To be done. Without the pictures, write out all the lines below exactly as they appear.

##### Exercise inputs #####

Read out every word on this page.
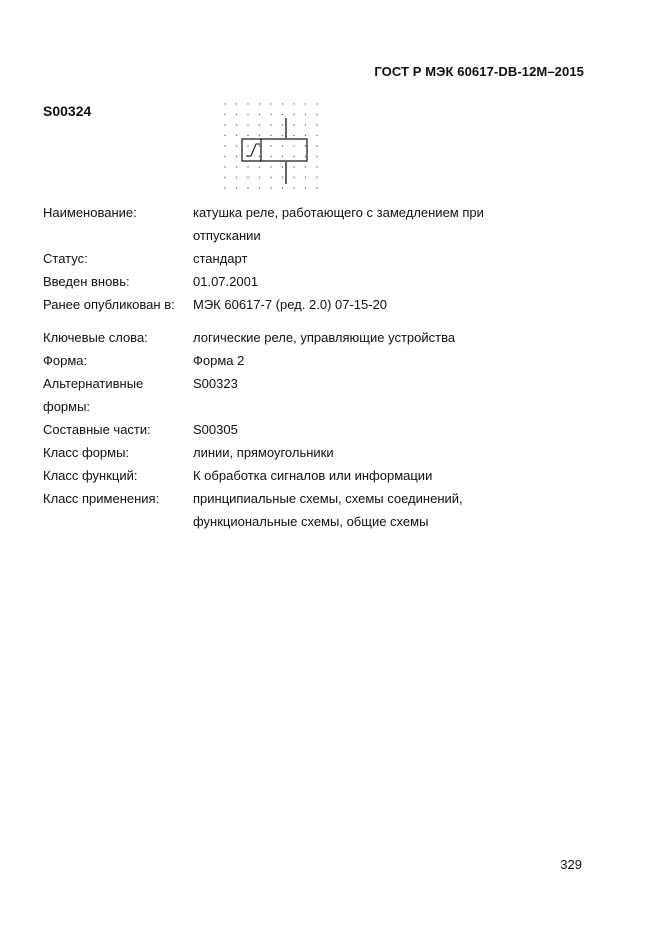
ГОСТ Р МЭК 60617-DB-12M–2015
S00324
Наименование:	катушка реле, работающего с замедлением при
отпускании
Статус:	стандарт
Введен вновь:	01.07.2001
Ранее опубликован в:	МЭК 60617-7 (ред. 2.0) 07-15-20
Ключевые слова:	логические реле, управляющие устройства
Форма:	Форма 2
Альтернативные	S00323
формы:
Составные части:	S00305
Класс формы:	линии, прямоугольники
Класс функций:	К обработка сигналов или информации
Класс применения:	принципиальные схемы, схемы соединений,
функциональные схемы, общие схемы
329
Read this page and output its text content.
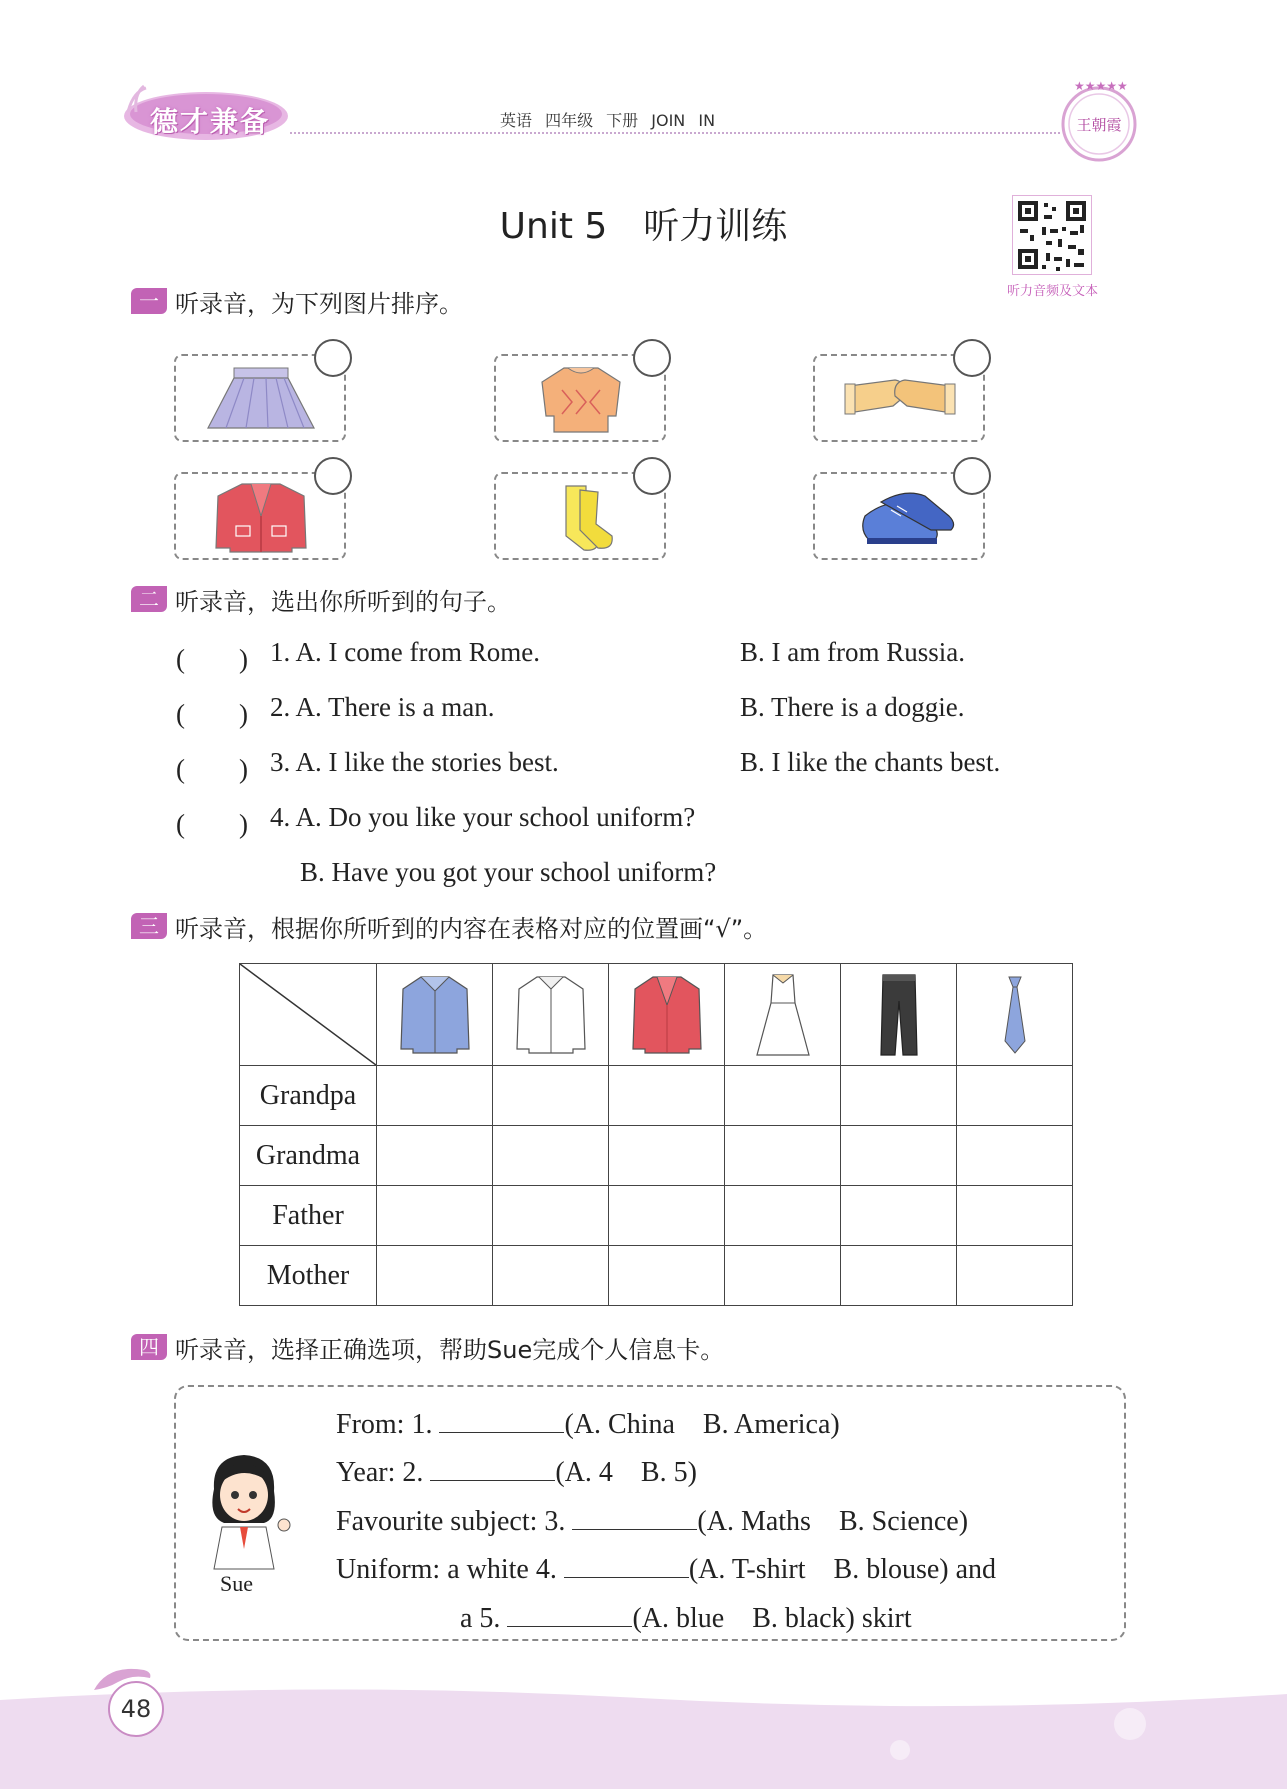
德才兼备	英语 四年级 下册 JOIN IN
★★★★★
王朝霞
Unit 5　听力训练
听力音频及文本
一 听录音，为下列图片排序。
二 听录音，选出你所听到的句子。
(　　) 1. A. I come from Rome.	B. I am from Russia.
(　　) 2. A. There is a man.	B. There is a doggie.
(　　) 3. A. I like the stories best.	B. I like the chants best.
(　　) 4. A. Do you like your school uniform?
B. Have you got your school uniform?
三 听录音，根据你所听到的内容在表格对应的位置画“√”。

Grandpa						
Grandma						
Father						
Mother						
四 听录音，选择正确选项，帮助Sue完成个人信息卡。
Sue
From: 1.	(A. China　B. America)
Year: 2.	(A. 4　B. 5)
Favourite subject: 3.	(A. Maths　B. Science)
Uniform: a white 4.	(A. T-shirt　B. blouse) and
a 5.	(A. blue　B. black) skirt
48
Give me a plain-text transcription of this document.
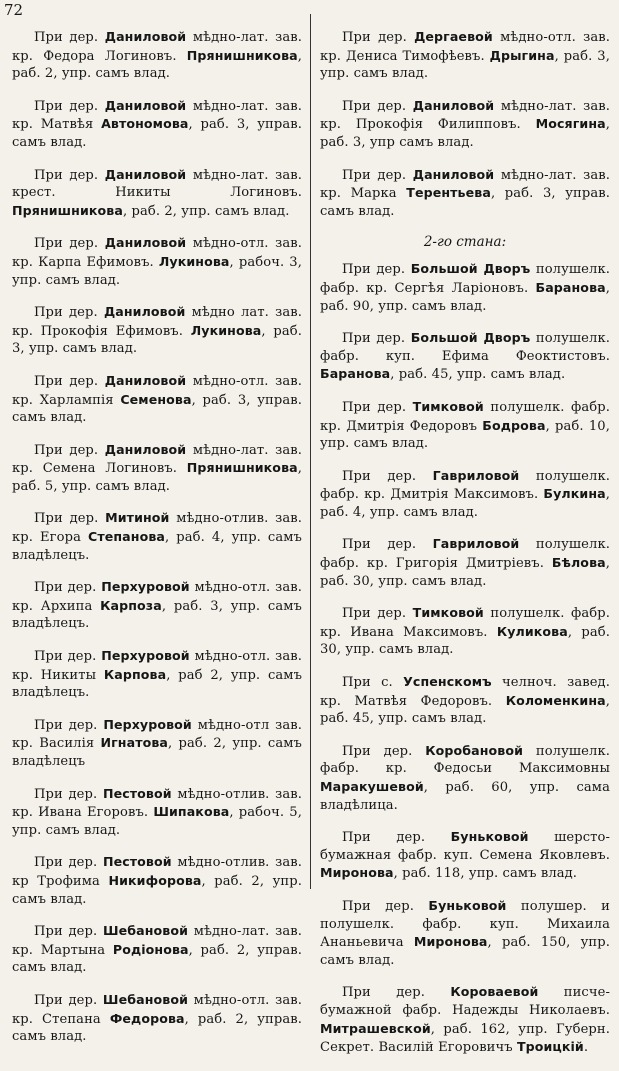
72

При дер. Даниловой мѣдно-лат. зав. кр. Федора Логиновъ. Прянишникова, раб. 2, упр. самъ влад.

При дер. Даниловой мѣдно-лат. зав. кр. Матвѣя Автономова, раб. 3, управ. самъ влад.

При дер. Даниловой мѣдно-лат. зав. крест. Никиты Логиновъ. Прянишникова, раб. 2, упр. самъ влад.

При дер. Даниловой мѣдно-отл. зав. кр. Карпа Ефимовъ. Лукинова, рабоч. 3, упр. самъ влад.

При дер. Даниловой мѣдно лат. зав. кр. Прокофія Ефимовъ. Лукинова, раб. 3, упр. самъ влад.

При дер. Даниловой мѣдно-отл. зав. кр. Харлампія Семенова, раб. 3, управ. самъ влад.

При дер. Даниловой мѣдно-лат. зав. кр. Семена Логиновъ. Прянишникова, раб. 5, упр. самъ влад.

При дер. Митиной мѣдно-отлив. зав. кр. Егора Степанова, раб. 4, упр. самъ владѣлецъ.

При дер. Перхуровой мѣдно-отл. зав. кр. Архипа Карпоза, раб. 3, упр. самъ владѣлецъ.

При дер. Перхуровой мѣдно-отл. зав. кр. Никиты Карпова, раб 2, упр. самъ владѣлецъ.

При дер. Перхуровой мѣдно-отл зав. кр. Василія Игнатова, раб. 2, упр. самъ владѣлецъ

При дер. Пестовой мѣдно-отлив. зав. кр. Ивана Егоровъ. Шипакова, рабоч. 5, упр. самъ влад.

При дер. Пестовой мѣдно-отлив. зав. кр Трофима Никифорова, раб. 2, упр. самъ влад.

При дер. Шебановой мѣдно-лат. зав. кр. Мартына Родіонова, раб. 2, управ. самъ влад.

При дер. Шебановой мѣдно-отл. зав. кр. Степана Федорова, раб. 2, управ. самъ влад.

При дер. Дергаевой мѣдно-отл. зав. кр. Дениса Тимофѣевъ. Дрыгина, раб. 3, упр. самъ влад.

При дер. Даниловой мѣдно-лат. зав. кр. Прокофія Филипповъ. Мосягина, раб. 3, упр самъ влад.

При дер. Даниловой мѣдно-лат. зав. кр. Марка Терентьева, раб. 3, управ. самъ влад.

2-го стана:

При дер. Большой Дворъ полушелк. фабр. кр. Сергѣя Ларіоновъ. Баранова, раб. 90, упр. самъ влад.

При дер. Большой Дворъ полушелк. фабр. куп. Ефима Феоктистовъ. Баранова, раб. 45, упр. самъ влад.

При дер. Тимковой полушелк. фабр. кр. Дмитрія Федоровъ Бодрова, раб. 10, упр. самъ влад.

При дер. Гавриловой полушелк. фабр. кр. Дмитрія Максимовъ. Булкина, раб. 4, упр. самъ влад.

При дер. Гавриловой полушелк. фабр. кр. Григорія Дмитріевъ. Бѣлова, раб. 30, упр. самъ влад.

При дер. Тимковой полушелк. фабр. кр. Ивана Максимовъ. Куликова, раб. 30, упр. самъ влад.

При с. Успенскомъ челноч. завед. кр. Матвѣя Федоровъ. Коломенкина, раб. 45, упр. самъ влад.

При дер. Коробановой полушелк. фабр. кр. Федосьи Максимовны Маракушевой, раб. 60, упр. сама владѣлица.

При дер. Буньковой шерсто-бумажная фабр. куп. Семена Яковлевъ. Миронова, раб. 118, упр. самъ влад.

При дер. Буньковой полушер. и полушелк. фабр. куп. Михаила Ананьевича Миронова, раб. 150, упр. самъ влад.

При дер. Короваевой писче-бумажной фабр. Надежды Николаевъ. Митрашевской, раб. 162, упр. Губерн. Секрет. Василій Егоровичъ Троицкій.
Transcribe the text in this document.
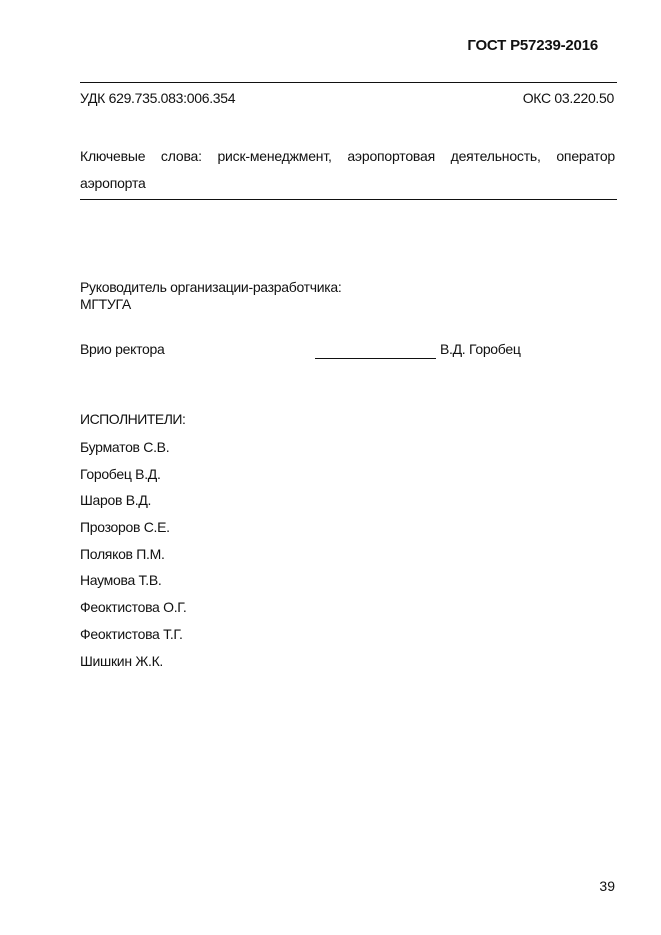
ГОСТ Р57239-2016
УДК 629.735.083:006.354	ОКС 03.220.50
Ключевые слова: риск-менеджмент, аэропортовая деятельность, оператор аэропорта
Руководитель организации-разработчика:
МГТУГА
Врио ректора	В.Д. Горобец
ИСПОЛНИТЕЛИ:
Бурматов С.В.
Горобец В.Д.
Шаров В.Д.
Прозоров С.Е.
Поляков П.М.
Наумова Т.В.
Феоктистова О.Г.
Феоктистова Т.Г.
Шишкин Ж.К.
39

#####

Complete response.
Read out every word on this page.
ГОСТ Р МЭК 60617-DB-12M–2015
S00324
Наименование:	катушка реле, работающего с замедлением при
отпускании
Статус:	стандарт
Введен вновь:	01.07.2001
Ранее опубликован в:	МЭК 60617-7 (ред. 2.0) 07-15-20
Ключевые слова:	логические реле, управляющие устройства
Форма:	Форма 2
Альтернативные	S00323
формы:
Составные части:	S00305
Класс формы:	линии, прямоугольники
Класс функций:	К обработка сигналов или информации
Класс применения:	принципиальные схемы, схемы соединений,
функциональные схемы, общие схемы
329
Read this page and output its text content.
德才兼备	英语 四年级 下册 JOIN IN
★★★★★
王朝霞
Unit 5　听力训练
听力音频及文本
一 听录音，为下列图片排序。
二 听录音，选出你所听到的句子。
(　　) 1. A. I come from Rome.	B. I am from Russia.
(　　) 2. A. There is a man.	B. There is a doggie.
(　　) 3. A. I like the stories best.	B. I like the chants best.
(　　) 4. A. Do you like your school uniform?
B. Have you got your school uniform?
三 听录音，根据你所听到的内容在表格对应的位置画“√”。

Grandpa						
Grandma						
Father						
Mother						
四 听录音，选择正确选项，帮助Sue完成个人信息卡。
Sue
From: 1.	(A. China　B. America)
Year: 2.	(A. 4　B. 5)
Favourite subject: 3.	(A. Maths　B. Science)
Uniform: a white 4.	(A. T-shirt　B. blouse) and
a 5.	(A. blue　B. black) skirt
48
Give me a plain-text transcription of this document.
72

При дер. Даниловой мѣдно-лат. зав. кр. Федора Логиновъ. Прянишникова, раб. 2, упр. самъ влад.

При дер. Даниловой мѣдно-лат. зав. кр. Матвѣя Автономова, раб. 3, управ. самъ влад.

При дер. Даниловой мѣдно-лат. зав. крест. Никиты Логиновъ. Прянишникова, раб. 2, упр. самъ влад.

При дер. Даниловой мѣдно-отл. зав. кр. Карпа Ефимовъ. Лукинова, рабоч. 3, упр. самъ влад.

При дер. Даниловой мѣдно лат. зав. кр. Прокофія Ефимовъ. Лукинова, раб. 3, упр. самъ влад.

При дер. Даниловой мѣдно-отл. зав. кр. Харлампія Семенова, раб. 3, управ. самъ влад.

При дер. Даниловой мѣдно-лат. зав. кр. Семена Логиновъ. Прянишникова, раб. 5, упр. самъ влад.

При дер. Митиной мѣдно-отлив. зав. кр. Егора Степанова, раб. 4, упр. самъ владѣлецъ.

При дер. Перхуровой мѣдно-отл. зав. кр. Архипа Карпоза, раб. 3, упр. самъ владѣлецъ.

При дер. Перхуровой мѣдно-отл. зав. кр. Никиты Карпова, раб 2, упр. самъ владѣлецъ.

При дер. Перхуровой мѣдно-отл зав. кр. Василія Игнатова, раб. 2, упр. самъ владѣлецъ

При дер. Пестовой мѣдно-отлив. зав. кр. Ивана Егоровъ. Шипакова, рабоч. 5, упр. самъ влад.

При дер. Пестовой мѣдно-отлив. зав. кр Трофима Никифорова, раб. 2, упр. самъ влад.

При дер. Шебановой мѣдно-лат. зав. кр. Мартына Родіонова, раб. 2, управ. самъ влад.

При дер. Шебановой мѣдно-отл. зав. кр. Степана Федорова, раб. 2, управ. самъ влад.

При дер. Дергаевой мѣдно-отл. зав. кр. Дениса Тимофѣевъ. Дрыгина, раб. 3, упр. самъ влад.

При дер. Даниловой мѣдно-лат. зав. кр. Прокофія Филипповъ. Мосягина, раб. 3, упр самъ влад.

При дер. Даниловой мѣдно-лат. зав. кр. Марка Терентьева, раб. 3, управ. самъ влад.

2-го стана:

При дер. Большой Дворъ полушелк. фабр. кр. Сергѣя Ларіоновъ. Баранова, раб. 90, упр. самъ влад.

При дер. Большой Дворъ полушелк. фабр. куп. Ефима Феоктистовъ. Баранова, раб. 45, упр. самъ влад.

При дер. Тимковой полушелк. фабр. кр. Дмитрія Федоровъ Бодрова, раб. 10, упр. самъ влад.

При дер. Гавриловой полушелк. фабр. кр. Дмитрія Максимовъ. Булкина, раб. 4, упр. самъ влад.

При дер. Гавриловой полушелк. фабр. кр. Григорія Дмитріевъ. Бѣлова, раб. 30, упр. самъ влад.

При дер. Тимковой полушелк. фабр. кр. Ивана Максимовъ. Куликова, раб. 30, упр. самъ влад.

При с. Успенскомъ челноч. завед. кр. Матвѣя Федоровъ. Коломенкина, раб. 45, упр. самъ влад.

При дер. Коробановой полушелк. фабр. кр. Федосьи Максимовны Маракушевой, раб. 60, упр. сама владѣлица.

При дер. Буньковой шерсто-бумажная фабр. куп. Семена Яковлевъ. Миронова, раб. 118, упр. самъ влад.

При дер. Буньковой полушер. и полушелк. фабр. куп. Михаила Ананьевича Миронова, раб. 150, упр. самъ влад.

При дер. Короваевой писче-бумажной фабр. Надежды Николаевъ. Митрашевской, раб. 162, упр. Губерн. Секрет. Василій Егоровичъ Троицкій.
Transcribe the text in this document.
ГОСТ Р57239-2016
УДК 629.735.083:006.354	ОКС 03.220.50
Ключевые слова: риск-менеджмент, аэропортовая деятельность, оператор аэропорта
Руководитель организации-разработчика:
МГТУГА
Врио ректора	В.Д. Горобец
ИСПОЛНИТЕЛИ:
Бурматов С.В.
Горобец В.Д.
Шаров В.Д.
Прозоров С.Е.
Поляков П.М.
Наумова Т.В.
Феоктистова О.Г.
Феоктистова Т.Г.
Шишкин Ж.К.
39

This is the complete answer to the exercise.